[Start]
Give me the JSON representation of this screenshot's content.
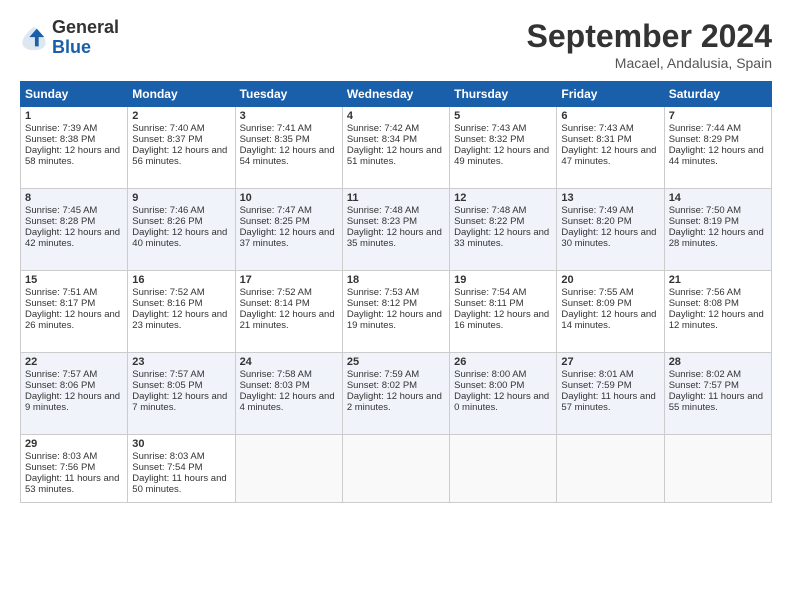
{
  "header": {
    "logo_general": "General",
    "logo_blue": "Blue",
    "month_title": "September 2024",
    "location": "Macael, Andalusia, Spain"
  },
  "weekdays": [
    "Sunday",
    "Monday",
    "Tuesday",
    "Wednesday",
    "Thursday",
    "Friday",
    "Saturday"
  ],
  "weeks": [
    [
      {
        "day": "1",
        "sunrise": "Sunrise: 7:39 AM",
        "sunset": "Sunset: 8:38 PM",
        "daylight": "Daylight: 12 hours and 58 minutes."
      },
      {
        "day": "2",
        "sunrise": "Sunrise: 7:40 AM",
        "sunset": "Sunset: 8:37 PM",
        "daylight": "Daylight: 12 hours and 56 minutes."
      },
      {
        "day": "3",
        "sunrise": "Sunrise: 7:41 AM",
        "sunset": "Sunset: 8:35 PM",
        "daylight": "Daylight: 12 hours and 54 minutes."
      },
      {
        "day": "4",
        "sunrise": "Sunrise: 7:42 AM",
        "sunset": "Sunset: 8:34 PM",
        "daylight": "Daylight: 12 hours and 51 minutes."
      },
      {
        "day": "5",
        "sunrise": "Sunrise: 7:43 AM",
        "sunset": "Sunset: 8:32 PM",
        "daylight": "Daylight: 12 hours and 49 minutes."
      },
      {
        "day": "6",
        "sunrise": "Sunrise: 7:43 AM",
        "sunset": "Sunset: 8:31 PM",
        "daylight": "Daylight: 12 hours and 47 minutes."
      },
      {
        "day": "7",
        "sunrise": "Sunrise: 7:44 AM",
        "sunset": "Sunset: 8:29 PM",
        "daylight": "Daylight: 12 hours and 44 minutes."
      }
    ],
    [
      {
        "day": "8",
        "sunrise": "Sunrise: 7:45 AM",
        "sunset": "Sunset: 8:28 PM",
        "daylight": "Daylight: 12 hours and 42 minutes."
      },
      {
        "day": "9",
        "sunrise": "Sunrise: 7:46 AM",
        "sunset": "Sunset: 8:26 PM",
        "daylight": "Daylight: 12 hours and 40 minutes."
      },
      {
        "day": "10",
        "sunrise": "Sunrise: 7:47 AM",
        "sunset": "Sunset: 8:25 PM",
        "daylight": "Daylight: 12 hours and 37 minutes."
      },
      {
        "day": "11",
        "sunrise": "Sunrise: 7:48 AM",
        "sunset": "Sunset: 8:23 PM",
        "daylight": "Daylight: 12 hours and 35 minutes."
      },
      {
        "day": "12",
        "sunrise": "Sunrise: 7:48 AM",
        "sunset": "Sunset: 8:22 PM",
        "daylight": "Daylight: 12 hours and 33 minutes."
      },
      {
        "day": "13",
        "sunrise": "Sunrise: 7:49 AM",
        "sunset": "Sunset: 8:20 PM",
        "daylight": "Daylight: 12 hours and 30 minutes."
      },
      {
        "day": "14",
        "sunrise": "Sunrise: 7:50 AM",
        "sunset": "Sunset: 8:19 PM",
        "daylight": "Daylight: 12 hours and 28 minutes."
      }
    ],
    [
      {
        "day": "15",
        "sunrise": "Sunrise: 7:51 AM",
        "sunset": "Sunset: 8:17 PM",
        "daylight": "Daylight: 12 hours and 26 minutes."
      },
      {
        "day": "16",
        "sunrise": "Sunrise: 7:52 AM",
        "sunset": "Sunset: 8:16 PM",
        "daylight": "Daylight: 12 hours and 23 minutes."
      },
      {
        "day": "17",
        "sunrise": "Sunrise: 7:52 AM",
        "sunset": "Sunset: 8:14 PM",
        "daylight": "Daylight: 12 hours and 21 minutes."
      },
      {
        "day": "18",
        "sunrise": "Sunrise: 7:53 AM",
        "sunset": "Sunset: 8:12 PM",
        "daylight": "Daylight: 12 hours and 19 minutes."
      },
      {
        "day": "19",
        "sunrise": "Sunrise: 7:54 AM",
        "sunset": "Sunset: 8:11 PM",
        "daylight": "Daylight: 12 hours and 16 minutes."
      },
      {
        "day": "20",
        "sunrise": "Sunrise: 7:55 AM",
        "sunset": "Sunset: 8:09 PM",
        "daylight": "Daylight: 12 hours and 14 minutes."
      },
      {
        "day": "21",
        "sunrise": "Sunrise: 7:56 AM",
        "sunset": "Sunset: 8:08 PM",
        "daylight": "Daylight: 12 hours and 12 minutes."
      }
    ],
    [
      {
        "day": "22",
        "sunrise": "Sunrise: 7:57 AM",
        "sunset": "Sunset: 8:06 PM",
        "daylight": "Daylight: 12 hours and 9 minutes."
      },
      {
        "day": "23",
        "sunrise": "Sunrise: 7:57 AM",
        "sunset": "Sunset: 8:05 PM",
        "daylight": "Daylight: 12 hours and 7 minutes."
      },
      {
        "day": "24",
        "sunrise": "Sunrise: 7:58 AM",
        "sunset": "Sunset: 8:03 PM",
        "daylight": "Daylight: 12 hours and 4 minutes."
      },
      {
        "day": "25",
        "sunrise": "Sunrise: 7:59 AM",
        "sunset": "Sunset: 8:02 PM",
        "daylight": "Daylight: 12 hours and 2 minutes."
      },
      {
        "day": "26",
        "sunrise": "Sunrise: 8:00 AM",
        "sunset": "Sunset: 8:00 PM",
        "daylight": "Daylight: 12 hours and 0 minutes."
      },
      {
        "day": "27",
        "sunrise": "Sunrise: 8:01 AM",
        "sunset": "Sunset: 7:59 PM",
        "daylight": "Daylight: 11 hours and 57 minutes."
      },
      {
        "day": "28",
        "sunrise": "Sunrise: 8:02 AM",
        "sunset": "Sunset: 7:57 PM",
        "daylight": "Daylight: 11 hours and 55 minutes."
      }
    ],
    [
      {
        "day": "29",
        "sunrise": "Sunrise: 8:03 AM",
        "sunset": "Sunset: 7:56 PM",
        "daylight": "Daylight: 11 hours and 53 minutes."
      },
      {
        "day": "30",
        "sunrise": "Sunrise: 8:03 AM",
        "sunset": "Sunset: 7:54 PM",
        "daylight": "Daylight: 11 hours and 50 minutes."
      },
      null,
      null,
      null,
      null,
      null
    ]
  ]
}
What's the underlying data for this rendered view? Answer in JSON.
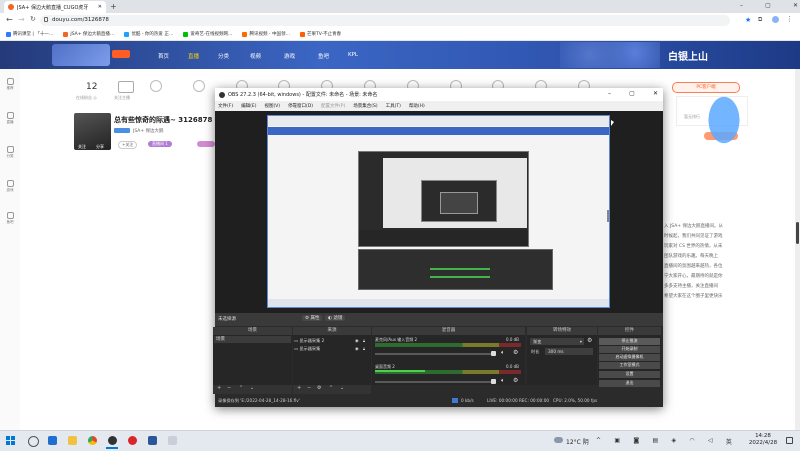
{
  "browser": {
    "tab_title": "JSA+ 保边大鹅直播_CUGO虎牙",
    "url": "douyu.com/3126878",
    "bookmarks": [
      "腾讯课堂 | 「十一…",
      "JSA+ 保边大鹅直播…",
      "优酷 - 你的热爱 正…",
      "爱奇艺-在线视频网…",
      "腾讯视频 - 中国领…",
      "芒果TV-不止青春"
    ],
    "colors": {
      "accent": "#f26522"
    }
  },
  "douyu": {
    "nav": [
      "首页",
      "直播",
      "分类",
      "视频",
      "游戏",
      "鱼吧",
      "KPL"
    ],
    "banner_right": "白银上山",
    "left_nav": [
      "推荐",
      "直播",
      "分类",
      "游戏",
      "鱼吧",
      "赛事"
    ],
    "top_stats": {
      "count": "12",
      "count_label": "在线粉丝 ◎",
      "followed": "关注主播"
    },
    "room_title": "总有些惊奇的际遇~ 3126878",
    "streamer": "JSA+ 保边大鹅",
    "tag1": "+关注",
    "badge1": "直播间 1",
    "btn_follow": "关注",
    "btn_share": "分享",
    "side_label": "PC客户端",
    "side_box": "暂无排行",
    "desc_lines": [
      "入 JSA+ 保边大鹅直播间。从",
      "时候起，我们共同见证了游戏",
      "玩家对 CS 世界的热情，从未",
      "团队游戏的乐趣。每天晚上",
      "直播间的氛围越来越热，各位",
      "宁大家开心，最期待的就是你",
      "多多支持主播，关注直播间",
      "希望大家在这个圈子里更快乐"
    ]
  },
  "obs": {
    "title": "OBS 27.2.3 (64-bit, windows) - 配置文件: 未命名 - 场景: 未命名",
    "menu": [
      "文件(F)",
      "编辑(E)",
      "视图(V)",
      "停靠窗口(D)",
      "配置文件(P)",
      "场景集合(S)",
      "工具(T)",
      "帮助(H)"
    ],
    "no_source": "未选择源",
    "props": "属性",
    "filters": "滤镜",
    "docks": {
      "scenes": "场景",
      "sources": "来源",
      "mixer": "混音器",
      "transitions": "转场特效",
      "controls": "控件"
    },
    "scene_items": [
      "场景"
    ],
    "source_items": [
      "显示器采集 2",
      "显示器采集"
    ],
    "mixer": [
      {
        "label": "麦克风/Aux 输入音频 2",
        "db": "0.0 dB"
      },
      {
        "label": "桌面音频 2",
        "db": "0.0 dB"
      }
    ],
    "transition": {
      "type": "渐变",
      "duration_label": "时长",
      "duration": "300 ms"
    },
    "controls": [
      "停止推流",
      "开始录制",
      "启动虚拟摄像机",
      "工作室模式",
      "设置",
      "退出"
    ],
    "status": {
      "message": "录像保存到 'E:/2022-04-28_14-28-16.flv'",
      "kbps": "0 kb/s",
      "live": "LIVE: 00:00:00",
      "rec": "REC: 00:00:00",
      "cpu": "CPU: 2.0%, 50.00 fps"
    }
  },
  "taskbar": {
    "weather": "12°C 阴",
    "time": "14:28",
    "date": "2022/4/28"
  }
}
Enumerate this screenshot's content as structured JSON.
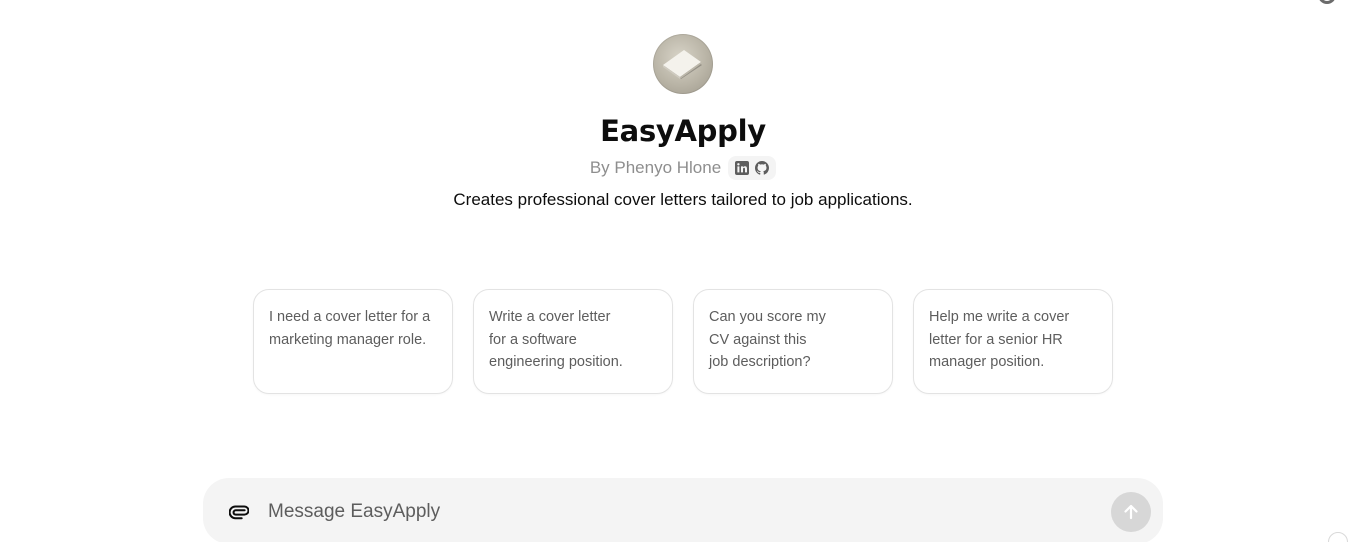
[End]
#### WRITTEN INSTRUCTION:
From the data above, copy each line where the string "content" appears.

#### EXERCISE ANSWER:
Give me the JSON representation of this screenshot's content.
Enumerate this screenshot's content as structured JSON.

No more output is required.